PROBLEM DESCRIPTION:
Below is a block of records; repeat each one exactly.

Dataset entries
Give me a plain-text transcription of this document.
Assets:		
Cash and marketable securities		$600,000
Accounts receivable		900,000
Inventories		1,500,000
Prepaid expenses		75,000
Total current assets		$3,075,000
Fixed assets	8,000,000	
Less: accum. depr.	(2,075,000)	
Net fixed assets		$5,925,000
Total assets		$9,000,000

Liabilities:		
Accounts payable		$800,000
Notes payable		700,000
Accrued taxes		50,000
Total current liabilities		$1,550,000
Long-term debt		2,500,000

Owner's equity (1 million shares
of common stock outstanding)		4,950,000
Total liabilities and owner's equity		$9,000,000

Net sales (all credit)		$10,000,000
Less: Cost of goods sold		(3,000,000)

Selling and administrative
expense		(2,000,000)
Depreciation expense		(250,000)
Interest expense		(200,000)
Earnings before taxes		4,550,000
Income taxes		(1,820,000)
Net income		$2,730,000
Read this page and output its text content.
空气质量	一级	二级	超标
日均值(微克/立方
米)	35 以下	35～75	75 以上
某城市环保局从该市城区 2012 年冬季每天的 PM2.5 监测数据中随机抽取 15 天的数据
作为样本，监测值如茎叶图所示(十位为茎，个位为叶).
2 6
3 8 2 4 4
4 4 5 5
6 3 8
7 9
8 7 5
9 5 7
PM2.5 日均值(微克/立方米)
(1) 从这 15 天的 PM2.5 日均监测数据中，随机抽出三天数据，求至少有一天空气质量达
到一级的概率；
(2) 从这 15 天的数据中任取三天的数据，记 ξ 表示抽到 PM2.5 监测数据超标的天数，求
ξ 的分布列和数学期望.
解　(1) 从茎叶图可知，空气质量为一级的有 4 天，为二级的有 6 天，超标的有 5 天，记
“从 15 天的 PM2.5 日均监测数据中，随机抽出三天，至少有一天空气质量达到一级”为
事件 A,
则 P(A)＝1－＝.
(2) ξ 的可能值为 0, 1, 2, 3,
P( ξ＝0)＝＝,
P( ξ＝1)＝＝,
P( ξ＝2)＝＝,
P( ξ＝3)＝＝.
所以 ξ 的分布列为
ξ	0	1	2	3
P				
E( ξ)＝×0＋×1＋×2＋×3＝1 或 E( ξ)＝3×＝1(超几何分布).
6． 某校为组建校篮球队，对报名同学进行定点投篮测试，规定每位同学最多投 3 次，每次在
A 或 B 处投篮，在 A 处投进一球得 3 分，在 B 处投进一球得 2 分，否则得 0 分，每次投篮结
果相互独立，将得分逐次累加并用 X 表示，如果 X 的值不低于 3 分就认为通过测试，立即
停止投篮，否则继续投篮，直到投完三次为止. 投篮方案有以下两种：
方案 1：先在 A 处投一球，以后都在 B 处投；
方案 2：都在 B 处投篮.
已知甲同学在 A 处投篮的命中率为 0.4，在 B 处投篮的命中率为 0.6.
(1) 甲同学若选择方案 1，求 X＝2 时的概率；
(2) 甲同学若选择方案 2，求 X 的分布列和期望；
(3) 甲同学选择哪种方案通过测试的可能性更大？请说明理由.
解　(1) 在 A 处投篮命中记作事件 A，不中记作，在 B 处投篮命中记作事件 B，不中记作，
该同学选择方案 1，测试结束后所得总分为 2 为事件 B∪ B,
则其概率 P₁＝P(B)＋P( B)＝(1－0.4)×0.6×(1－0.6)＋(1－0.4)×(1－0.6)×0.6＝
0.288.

WRITTEN SOLUTION:
Give me a plain-text transcription of this document.
Assets:		
Cash and marketable securities		$600,000
Accounts receivable		900,000
Inventories		1,500,000
Prepaid expenses		75,000
Total current assets		$3,075,000
Fixed assets	8,000,000	
Less: accum. depr.	(2,075,000)	
Net fixed assets		$5,925,000
Total assets		$9,000,000

Liabilities:		
Accounts payable		$800,000
Notes payable		700,000
Accrued taxes		50,000
Total current liabilities		$1,550,000
Long-term debt		2,500,000

Owner's equity (1 million shares
of common stock outstanding)		4,950,000
Total liabilities and owner's equity		$9,000,000

Net sales (all credit)		$10,000,000
Less: Cost of goods sold		(3,000,000)

Selling and administrative
expense		(2,000,000)
Depreciation expense		(250,000)
Interest expense		(200,000)
Earnings before taxes		4,550,000
Income taxes		(1,820,000)
Net income		$2,730,000
Read this page and output its text content.
空气质量	一级	二级	超标
日均值(微克/立方
米)	35 以下	35～75	75 以上
某城市环保局从该市城区 2012 年冬季每天的 PM2.5 监测数据中随机抽取 15 天的数据
作为样本，监测值如茎叶图所示(十位为茎，个位为叶).
2 6
3 8 2 4 4
4 4 5 5
6 3 8
7 9
8 7 5
9 5 7
PM2.5 日均值(微克/立方米)
(1) 从这 15 天的 PM2.5 日均监测数据中，随机抽出三天数据，求至少有一天空气质量达
到一级的概率；
(2) 从这 15 天的数据中任取三天的数据，记 ξ 表示抽到 PM2.5 监测数据超标的天数，求
ξ 的分布列和数学期望.
解　(1) 从茎叶图可知，空气质量为一级的有 4 天，为二级的有 6 天，超标的有 5 天，记
“从 15 天的 PM2.5 日均监测数据中，随机抽出三天，至少有一天空气质量达到一级”为
事件 A,
则 P(A)＝1－＝.
(2) ξ 的可能值为 0, 1, 2, 3,
P( ξ＝0)＝＝,
P( ξ＝1)＝＝,
P( ξ＝2)＝＝,
P( ξ＝3)＝＝.
所以 ξ 的分布列为
ξ	0	1	2	3
P				
E( ξ)＝×0＋×1＋×2＋×3＝1 或 E( ξ)＝3×＝1(超几何分布).
6． 某校为组建校篮球队，对报名同学进行定点投篮测试，规定每位同学最多投 3 次，每次在
A 或 B 处投篮，在 A 处投进一球得 3 分，在 B 处投进一球得 2 分，否则得 0 分，每次投篮结
果相互独立，将得分逐次累加并用 X 表示，如果 X 的值不低于 3 分就认为通过测试，立即
停止投篮，否则继续投篮，直到投完三次为止. 投篮方案有以下两种：
方案 1：先在 A 处投一球，以后都在 B 处投；
方案 2：都在 B 处投篮.
已知甲同学在 A 处投篮的命中率为 0.4，在 B 处投篮的命中率为 0.6.
(1) 甲同学若选择方案 1，求 X＝2 时的概率；
(2) 甲同学若选择方案 2，求 X 的分布列和期望；
(3) 甲同学选择哪种方案通过测试的可能性更大？请说明理由.
解　(1) 在 A 处投篮命中记作事件 A，不中记作，在 B 处投篮命中记作事件 B，不中记作，
该同学选择方案 1，测试结束后所得总分为 2 为事件 B∪ B,
则其概率 P₁＝P(B)＋P( B)＝(1－0.4)×0.6×(1－0.6)＋(1－0.4)×(1－0.6)×0.6＝
0.288.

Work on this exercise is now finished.